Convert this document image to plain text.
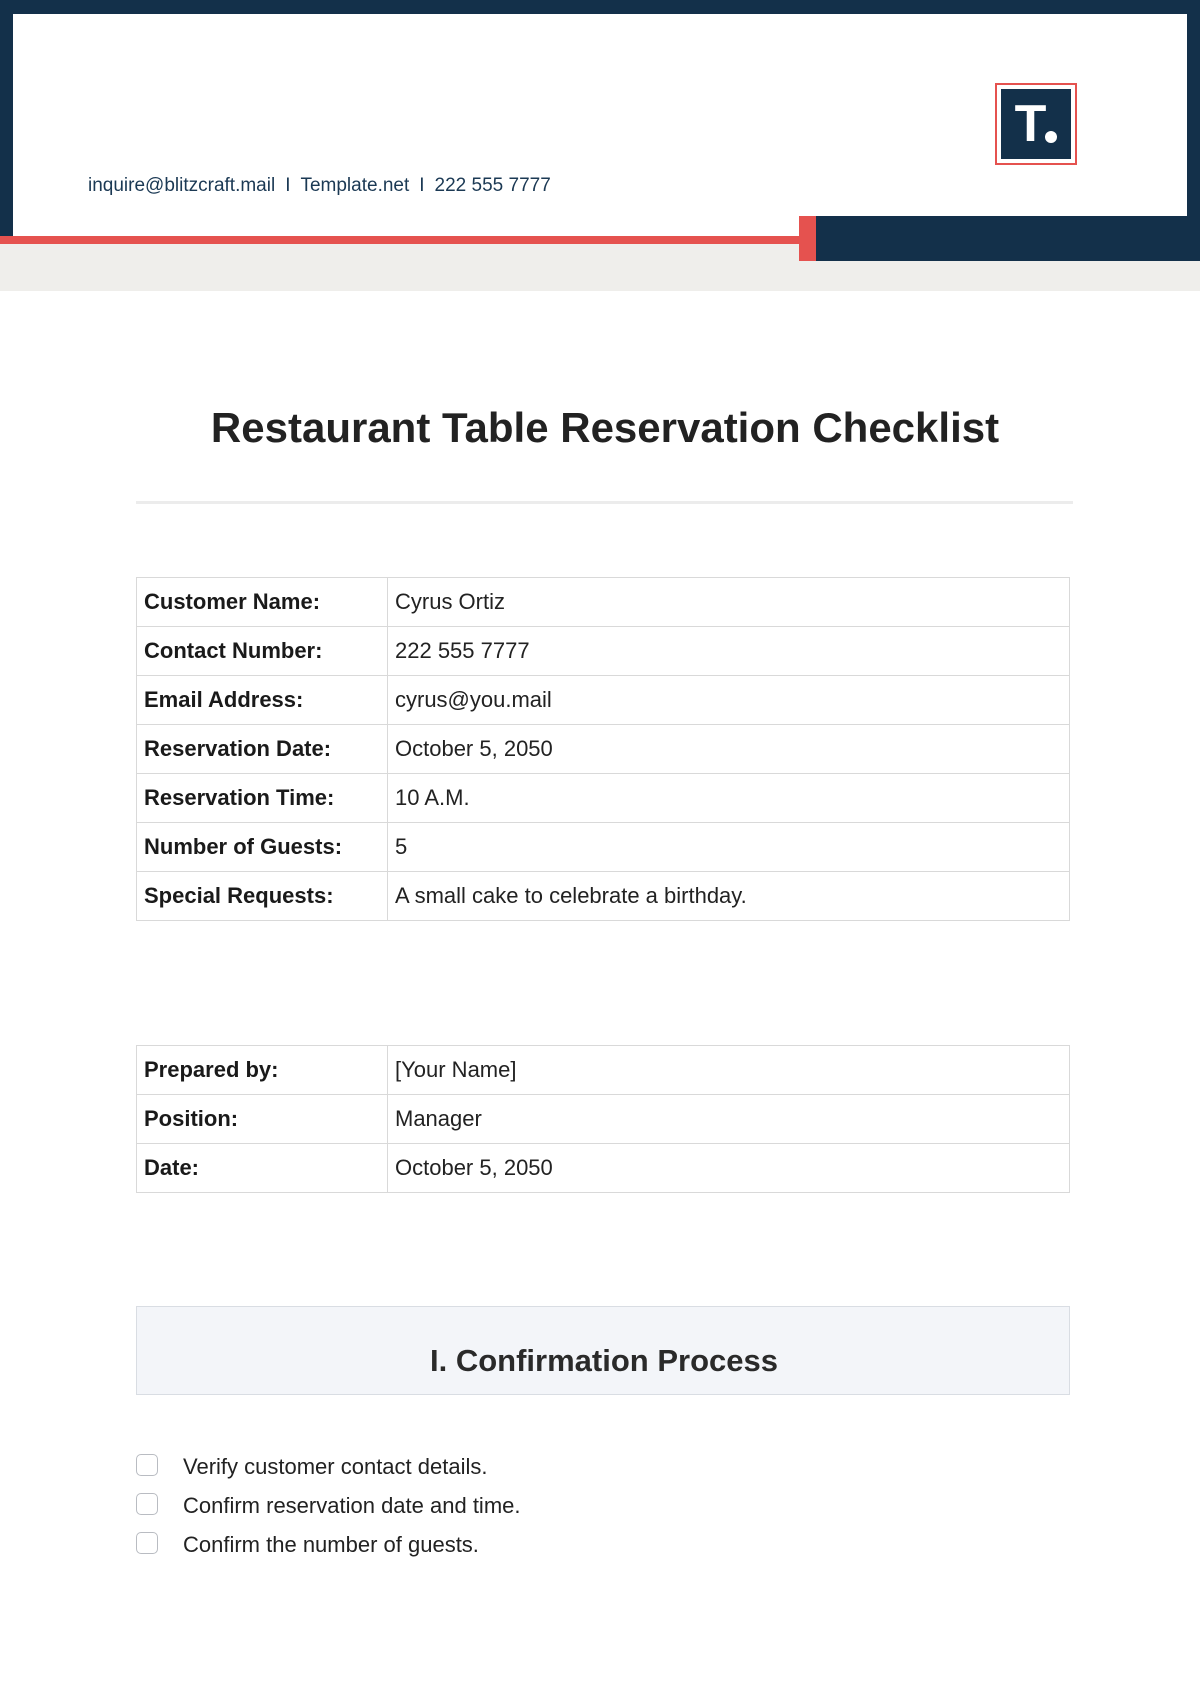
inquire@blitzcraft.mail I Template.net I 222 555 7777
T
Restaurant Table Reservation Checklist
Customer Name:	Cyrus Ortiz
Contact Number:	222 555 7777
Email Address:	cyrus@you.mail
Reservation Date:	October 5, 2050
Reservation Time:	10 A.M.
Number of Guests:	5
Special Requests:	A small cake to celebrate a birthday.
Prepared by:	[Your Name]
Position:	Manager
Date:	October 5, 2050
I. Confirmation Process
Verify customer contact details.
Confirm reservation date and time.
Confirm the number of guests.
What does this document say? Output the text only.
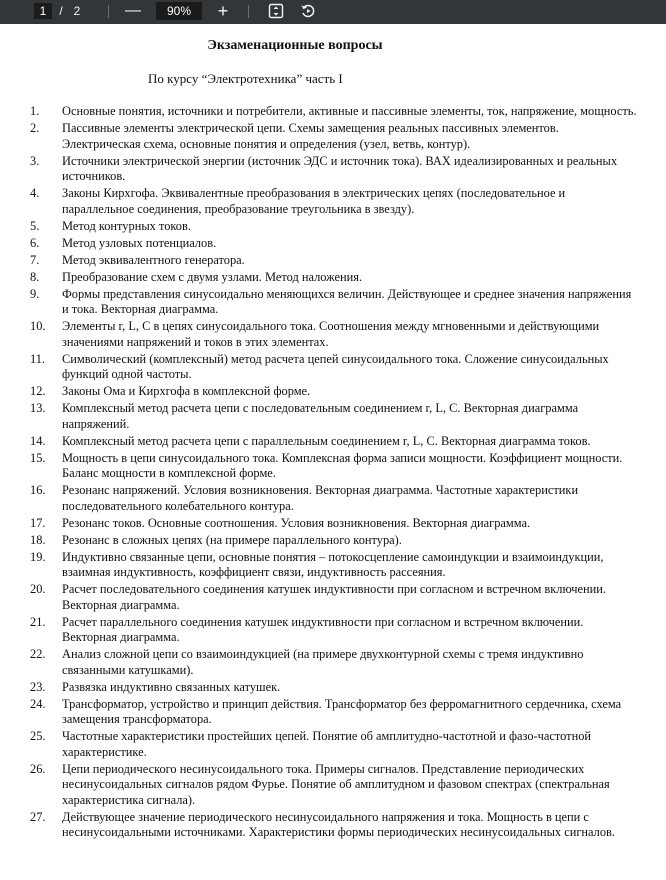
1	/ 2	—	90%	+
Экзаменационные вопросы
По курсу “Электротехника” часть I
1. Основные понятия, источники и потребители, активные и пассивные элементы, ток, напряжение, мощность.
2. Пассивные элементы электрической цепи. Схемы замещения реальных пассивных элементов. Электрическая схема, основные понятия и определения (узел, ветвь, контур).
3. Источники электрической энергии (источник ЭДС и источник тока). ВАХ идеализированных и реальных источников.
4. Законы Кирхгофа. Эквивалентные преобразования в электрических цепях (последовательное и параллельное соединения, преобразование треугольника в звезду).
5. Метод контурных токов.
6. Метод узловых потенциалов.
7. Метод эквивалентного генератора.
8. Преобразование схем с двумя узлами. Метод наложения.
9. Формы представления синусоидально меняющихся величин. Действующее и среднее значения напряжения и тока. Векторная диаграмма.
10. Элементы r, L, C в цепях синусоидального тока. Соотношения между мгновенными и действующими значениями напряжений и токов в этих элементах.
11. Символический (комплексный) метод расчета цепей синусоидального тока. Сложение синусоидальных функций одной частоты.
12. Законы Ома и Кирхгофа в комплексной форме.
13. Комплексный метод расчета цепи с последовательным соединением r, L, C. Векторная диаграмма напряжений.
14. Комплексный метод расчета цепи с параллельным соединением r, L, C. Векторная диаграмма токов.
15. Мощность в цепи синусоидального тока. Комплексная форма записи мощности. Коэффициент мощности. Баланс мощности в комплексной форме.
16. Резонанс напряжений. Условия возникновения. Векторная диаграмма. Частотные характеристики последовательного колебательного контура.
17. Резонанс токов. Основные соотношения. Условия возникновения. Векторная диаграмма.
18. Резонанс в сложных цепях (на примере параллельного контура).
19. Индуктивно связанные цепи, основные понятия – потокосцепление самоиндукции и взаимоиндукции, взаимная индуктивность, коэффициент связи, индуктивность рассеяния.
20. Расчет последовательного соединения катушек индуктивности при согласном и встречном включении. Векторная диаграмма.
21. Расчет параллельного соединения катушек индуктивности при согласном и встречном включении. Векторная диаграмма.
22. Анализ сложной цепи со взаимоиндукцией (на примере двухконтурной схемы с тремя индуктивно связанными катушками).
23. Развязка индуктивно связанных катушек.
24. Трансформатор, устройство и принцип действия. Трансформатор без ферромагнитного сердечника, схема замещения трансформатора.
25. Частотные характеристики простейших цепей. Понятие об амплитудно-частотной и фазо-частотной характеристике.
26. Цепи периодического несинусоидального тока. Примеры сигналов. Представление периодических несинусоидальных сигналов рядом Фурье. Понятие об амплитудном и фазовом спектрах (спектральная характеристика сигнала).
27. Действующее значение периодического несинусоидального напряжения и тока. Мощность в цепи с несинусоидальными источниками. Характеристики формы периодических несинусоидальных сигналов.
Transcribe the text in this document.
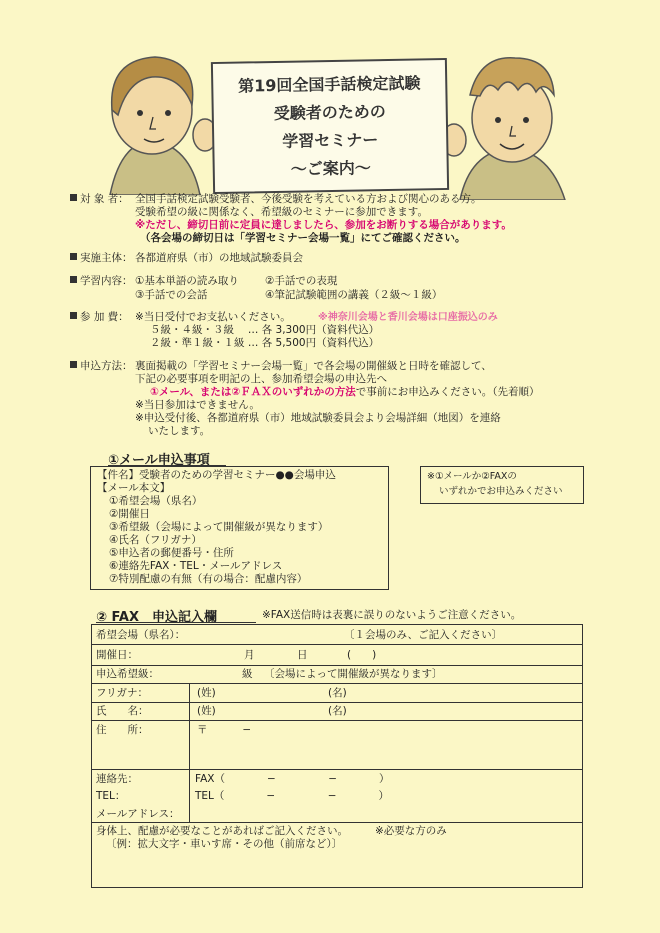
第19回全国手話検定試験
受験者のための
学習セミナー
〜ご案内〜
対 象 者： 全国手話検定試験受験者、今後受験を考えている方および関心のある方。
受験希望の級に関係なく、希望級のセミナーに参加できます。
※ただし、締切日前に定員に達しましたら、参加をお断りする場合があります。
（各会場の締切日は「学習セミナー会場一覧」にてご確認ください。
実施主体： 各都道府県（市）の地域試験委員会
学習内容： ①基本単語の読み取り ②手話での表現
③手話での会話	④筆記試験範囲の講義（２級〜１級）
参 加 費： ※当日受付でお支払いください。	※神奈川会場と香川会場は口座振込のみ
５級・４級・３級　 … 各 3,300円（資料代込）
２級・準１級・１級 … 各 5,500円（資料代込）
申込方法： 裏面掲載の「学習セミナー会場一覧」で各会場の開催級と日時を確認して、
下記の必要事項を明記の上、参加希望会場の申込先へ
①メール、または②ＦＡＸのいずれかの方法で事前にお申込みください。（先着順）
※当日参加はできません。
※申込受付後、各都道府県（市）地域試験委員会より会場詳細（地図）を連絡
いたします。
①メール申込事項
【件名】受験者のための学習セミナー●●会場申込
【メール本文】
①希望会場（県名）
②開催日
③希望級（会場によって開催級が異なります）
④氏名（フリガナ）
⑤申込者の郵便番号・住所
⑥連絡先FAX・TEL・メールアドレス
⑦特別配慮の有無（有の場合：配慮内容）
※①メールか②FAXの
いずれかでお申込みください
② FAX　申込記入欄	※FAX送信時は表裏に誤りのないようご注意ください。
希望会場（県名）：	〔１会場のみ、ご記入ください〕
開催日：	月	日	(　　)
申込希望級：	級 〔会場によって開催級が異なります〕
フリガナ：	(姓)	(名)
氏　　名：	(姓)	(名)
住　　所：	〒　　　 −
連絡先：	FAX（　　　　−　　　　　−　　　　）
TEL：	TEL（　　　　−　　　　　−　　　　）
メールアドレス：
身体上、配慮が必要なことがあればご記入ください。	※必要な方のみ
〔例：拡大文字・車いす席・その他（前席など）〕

-------------------------

## Set problem:
Return the entries unchanged, save for the pictures, which do not belong in the copy.

## Worked solution:
Convert this document image to plain text.
inquire@blitzcraft.mail I Template.net I 222 555 7777
T
Restaurant Table Reservation Checklist
Customer Name:	Cyrus Ortiz
Contact Number:	222 555 7777
Email Address:	cyrus@you.mail
Reservation Date:	October 5, 2050
Reservation Time:	10 A.M.
Number of Guests:	5
Special Requests:	A small cake to celebrate a birthday.
Prepared by:	[Your Name]
Position:	Manager
Date:	October 5, 2050
I. Confirmation Process
Verify customer contact details.
Confirm reservation date and time.
Confirm the number of guests.
What does this document say? Output the text only.
1	/ 2	—	90%	+
Экзаменационные вопросы
По курсу “Электротехника” часть I
1. Основные понятия, источники и потребители, активные и пассивные элементы, ток, напряжение, мощность.
2. Пассивные элементы электрической цепи. Схемы замещения реальных пассивных элементов. Электрическая схема, основные понятия и определения (узел, ветвь, контур).
3. Источники электрической энергии (источник ЭДС и источник тока). ВАХ идеализированных и реальных источников.
4. Законы Кирхгофа. Эквивалентные преобразования в электрических цепях (последовательное и параллельное соединения, преобразование треугольника в звезду).
5. Метод контурных токов.
6. Метод узловых потенциалов.
7. Метод эквивалентного генератора.
8. Преобразование схем с двумя узлами. Метод наложения.
9. Формы представления синусоидально меняющихся величин. Действующее и среднее значения напряжения и тока. Векторная диаграмма.
10. Элементы r, L, C в цепях синусоидального тока. Соотношения между мгновенными и действующими значениями напряжений и токов в этих элементах.
11. Символический (комплексный) метод расчета цепей синусоидального тока. Сложение синусоидальных функций одной частоты.
12. Законы Ома и Кирхгофа в комплексной форме.
13. Комплексный метод расчета цепи с последовательным соединением r, L, C. Векторная диаграмма напряжений.
14. Комплексный метод расчета цепи с параллельным соединением r, L, C. Векторная диаграмма токов.
15. Мощность в цепи синусоидального тока. Комплексная форма записи мощности. Коэффициент мощности. Баланс мощности в комплексной форме.
16. Резонанс напряжений. Условия возникновения. Векторная диаграмма. Частотные характеристики последовательного колебательного контура.
17. Резонанс токов. Основные соотношения. Условия возникновения. Векторная диаграмма.
18. Резонанс в сложных цепях (на примере параллельного контура).
19. Индуктивно связанные цепи, основные понятия – потокосцепление самоиндукции и взаимоиндукции, взаимная индуктивность, коэффициент связи, индуктивность рассеяния.
20. Расчет последовательного соединения катушек индуктивности при согласном и встречном включении. Векторная диаграмма.
21. Расчет параллельного соединения катушек индуктивности при согласном и встречном включении. Векторная диаграмма.
22. Анализ сложной цепи со взаимоиндукцией (на примере двухконтурной схемы с тремя индуктивно связанными катушками).
23. Развязка индуктивно связанных катушек.
24. Трансформатор, устройство и принцип действия. Трансформатор без ферромагнитного сердечника, схема замещения трансформатора.
25. Частотные характеристики простейших цепей. Понятие об амплитудно-частотной и фазо-частотной характеристике.
26. Цепи периодического несинусоидального тока. Примеры сигналов. Представление периодических несинусоидальных сигналов рядом Фурье. Понятие об амплитудном и фазовом спектрах (спектральная характеристика сигнала).
27. Действующее значение периодического несинусоидального напряжения и тока. Мощность в цепи с несинусоидальными источниками. Характеристики формы периодических несинусоидальных сигналов.
Transcribe the text in this document.
第19回全国手話検定試験
受験者のための
学習セミナー
〜ご案内〜
対 象 者： 全国手話検定試験受験者、今後受験を考えている方および関心のある方。
受験希望の級に関係なく、希望級のセミナーに参加できます。
※ただし、締切日前に定員に達しましたら、参加をお断りする場合があります。
（各会場の締切日は「学習セミナー会場一覧」にてご確認ください。
実施主体： 各都道府県（市）の地域試験委員会
学習内容： ①基本単語の読み取り ②手話での表現
③手話での会話	④筆記試験範囲の講義（２級〜１級）
参 加 費： ※当日受付でお支払いください。	※神奈川会場と香川会場は口座振込のみ
５級・４級・３級　 … 各 3,300円（資料代込）
２級・準１級・１級 … 各 5,500円（資料代込）
申込方法： 裏面掲載の「学習セミナー会場一覧」で各会場の開催級と日時を確認して、
下記の必要事項を明記の上、参加希望会場の申込先へ
①メール、または②ＦＡＸのいずれかの方法で事前にお申込みください。（先着順）
※当日参加はできません。
※申込受付後、各都道府県（市）地域試験委員会より会場詳細（地図）を連絡
いたします。
①メール申込事項
【件名】受験者のための学習セミナー●●会場申込
【メール本文】
①希望会場（県名）
②開催日
③希望級（会場によって開催級が異なります）
④氏名（フリガナ）
⑤申込者の郵便番号・住所
⑥連絡先FAX・TEL・メールアドレス
⑦特別配慮の有無（有の場合：配慮内容）
※①メールか②FAXの
いずれかでお申込みください
② FAX　申込記入欄	※FAX送信時は表裏に誤りのないようご注意ください。
希望会場（県名）：	〔１会場のみ、ご記入ください〕
開催日：	月	日	(　　)
申込希望級：	級 〔会場によって開催級が異なります〕
フリガナ：	(姓)	(名)
氏　　名：	(姓)	(名)
住　　所：	〒　　　 −
連絡先：	FAX（　　　　−　　　　　−　　　　）
TEL：	TEL（　　　　−　　　　　−　　　　）
メールアドレス：
身体上、配慮が必要なことがあればご記入ください。	※必要な方のみ
〔例：拡大文字・車いす席・その他（前席など）〕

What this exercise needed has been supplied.